■ **What is being asked**
The records that follow must be reproduced in full, with every picture excluded.
○ ○ ○ ○
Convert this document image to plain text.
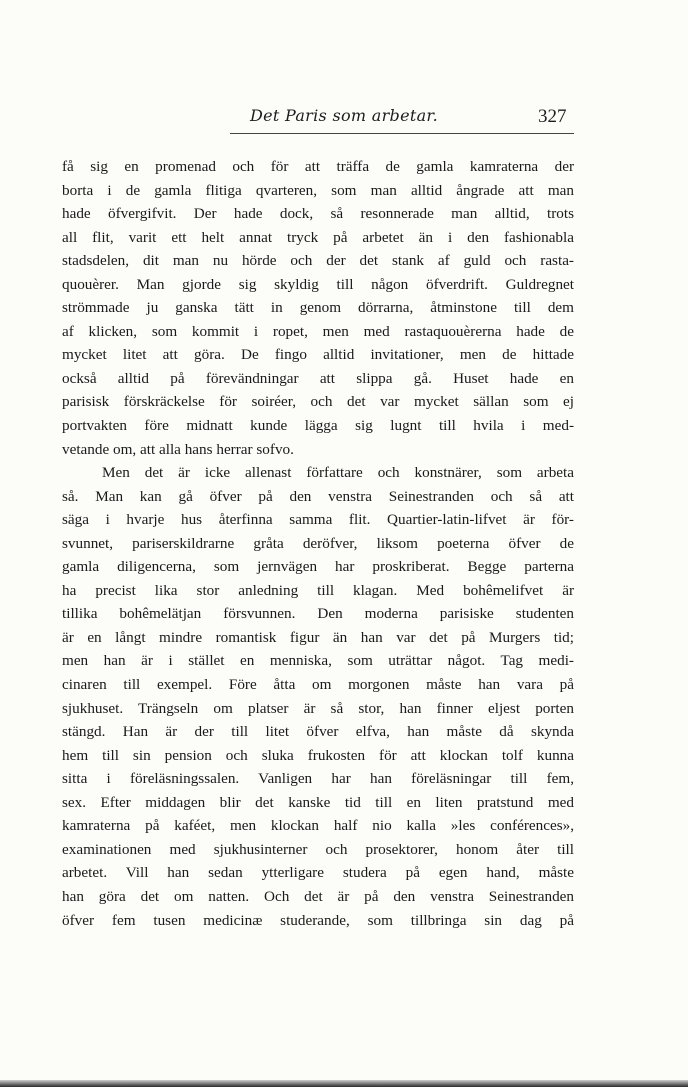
Det Paris som arbetar.	327
få sig en promenad och för att träffa de gamla kamraterna der
borta i de gamla flitiga qvarteren, som man alltid ångrade att man
hade öfvergifvit. Der hade dock, så resonnerade man alltid, trots
all flit, varit ett helt annat tryck på arbetet än i den fashionabla
stadsdelen, dit man nu hörde och der det stank af guld och rasta-
quouèrer. Man gjorde sig skyldig till någon öfverdrift. Guldregnet
strömmade ju ganska tätt in genom dörrarna, åtminstone till dem
af klicken, som kommit i ropet, men med rastaquouèrerna hade de
mycket litet att göra. De fingo alltid invitationer, men de hittade
också alltid på förevändningar att slippa gå. Huset hade en
parisisk förskräckelse för soiréer, och det var mycket sällan som ej
portvakten före midnatt kunde lägga sig lugnt till hvila i med-
vetande om, att alla hans herrar sofvo.
Men det är icke allenast författare och konstnärer, som arbeta
så. Man kan gå öfver på den venstra Seinestranden och så att
säga i hvarje hus återfinna samma flit. Quartier-latin-lifvet är för-
svunnet, pariserskildrarne gråta deröfver, liksom poeterna öfver de
gamla diligencerna, som jernvägen har proskriberat. Begge parterna
ha precist lika stor anledning till klagan. Med bohêmelifvet är
tillika bohêmelätjan försvunnen. Den moderna parisiske studenten
är en långt mindre romantisk figur än han var det på Murgers tid;
men han är i stället en menniska, som uträttar något. Tag medi-
cinaren till exempel. Före åtta om morgonen måste han vara på
sjukhuset. Trängseln om platser är så stor, han finner eljest porten
stängd. Han är der till litet öfver elfva, han måste då skynda
hem till sin pension och sluka frukosten för att klockan tolf kunna
sitta i föreläsningssalen. Vanligen har han föreläsningar till fem,
sex. Efter middagen blir det kanske tid till en liten pratstund med
kamraterna på kaféet, men klockan half nio kalla »les conférences»,
examinationen med sjukhusinterner och prosektorer, honom åter till
arbetet. Vill han sedan ytterligare studera på egen hand, måste
han göra det om natten. Och det är på den venstra Seinestranden
öfver fem tusen medicinæ studerande, som tillbringa sin dag på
○ ○ ○ ○
■ **Exercise answer**
Convert this document image to plain text.
Det Paris som arbetar.	327
få sig en promenad och för att träffa de gamla kamraterna der
borta i de gamla flitiga qvarteren, som man alltid ångrade att man
hade öfvergifvit. Der hade dock, så resonnerade man alltid, trots
all flit, varit ett helt annat tryck på arbetet än i den fashionabla
stadsdelen, dit man nu hörde och der det stank af guld och rasta-
quouèrer. Man gjorde sig skyldig till någon öfverdrift. Guldregnet
strömmade ju ganska tätt in genom dörrarna, åtminstone till dem
af klicken, som kommit i ropet, men med rastaquouèrerna hade de
mycket litet att göra. De fingo alltid invitationer, men de hittade
också alltid på förevändningar att slippa gå. Huset hade en
parisisk förskräckelse för soiréer, och det var mycket sällan som ej
portvakten före midnatt kunde lägga sig lugnt till hvila i med-
vetande om, att alla hans herrar sofvo.
Men det är icke allenast författare och konstnärer, som arbeta
så. Man kan gå öfver på den venstra Seinestranden och så att
säga i hvarje hus återfinna samma flit. Quartier-latin-lifvet är för-
svunnet, pariserskildrarne gråta deröfver, liksom poeterna öfver de
gamla diligencerna, som jernvägen har proskriberat. Begge parterna
ha precist lika stor anledning till klagan. Med bohêmelifvet är
tillika bohêmelätjan försvunnen. Den moderna parisiske studenten
är en långt mindre romantisk figur än han var det på Murgers tid;
men han är i stället en menniska, som uträttar något. Tag medi-
cinaren till exempel. Före åtta om morgonen måste han vara på
sjukhuset. Trängseln om platser är så stor, han finner eljest porten
stängd. Han är der till litet öfver elfva, han måste då skynda
hem till sin pension och sluka frukosten för att klockan tolf kunna
sitta i föreläsningssalen. Vanligen har han föreläsningar till fem,
sex. Efter middagen blir det kanske tid till en liten pratstund med
kamraterna på kaféet, men klockan half nio kalla »les conférences»,
examinationen med sjukhusinterner och prosektorer, honom åter till
arbetet. Vill han sedan ytterligare studera på egen hand, måste
han göra det om natten. Och det är på den venstra Seinestranden
öfver fem tusen medicinæ studerande, som tillbringa sin dag på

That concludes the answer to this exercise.